— Do this —
Return the number of lines that include the string "Your", without any other text.

— Excerpted records —
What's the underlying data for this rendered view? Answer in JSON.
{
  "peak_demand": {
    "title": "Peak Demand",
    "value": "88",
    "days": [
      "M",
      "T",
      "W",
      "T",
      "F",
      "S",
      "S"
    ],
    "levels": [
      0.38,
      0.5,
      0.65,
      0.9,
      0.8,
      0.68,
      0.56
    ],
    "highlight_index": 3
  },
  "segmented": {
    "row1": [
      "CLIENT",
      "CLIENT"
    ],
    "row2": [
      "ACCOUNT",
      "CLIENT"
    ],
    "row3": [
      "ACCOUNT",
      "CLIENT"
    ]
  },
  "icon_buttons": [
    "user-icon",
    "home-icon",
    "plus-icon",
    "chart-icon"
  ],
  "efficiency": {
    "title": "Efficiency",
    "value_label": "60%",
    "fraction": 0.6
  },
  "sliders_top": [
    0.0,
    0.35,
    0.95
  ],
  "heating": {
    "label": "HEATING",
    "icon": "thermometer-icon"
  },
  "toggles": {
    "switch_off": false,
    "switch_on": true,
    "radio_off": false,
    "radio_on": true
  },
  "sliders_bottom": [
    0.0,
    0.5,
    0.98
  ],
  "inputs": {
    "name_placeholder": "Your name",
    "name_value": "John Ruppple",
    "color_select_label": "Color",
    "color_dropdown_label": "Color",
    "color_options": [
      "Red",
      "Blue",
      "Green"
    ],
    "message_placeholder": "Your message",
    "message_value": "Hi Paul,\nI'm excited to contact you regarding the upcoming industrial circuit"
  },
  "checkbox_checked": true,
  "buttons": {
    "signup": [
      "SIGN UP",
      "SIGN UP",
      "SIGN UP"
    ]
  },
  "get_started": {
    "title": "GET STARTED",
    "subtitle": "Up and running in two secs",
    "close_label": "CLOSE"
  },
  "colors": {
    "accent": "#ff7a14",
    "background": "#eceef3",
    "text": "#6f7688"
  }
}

— Reply to the exercise —
2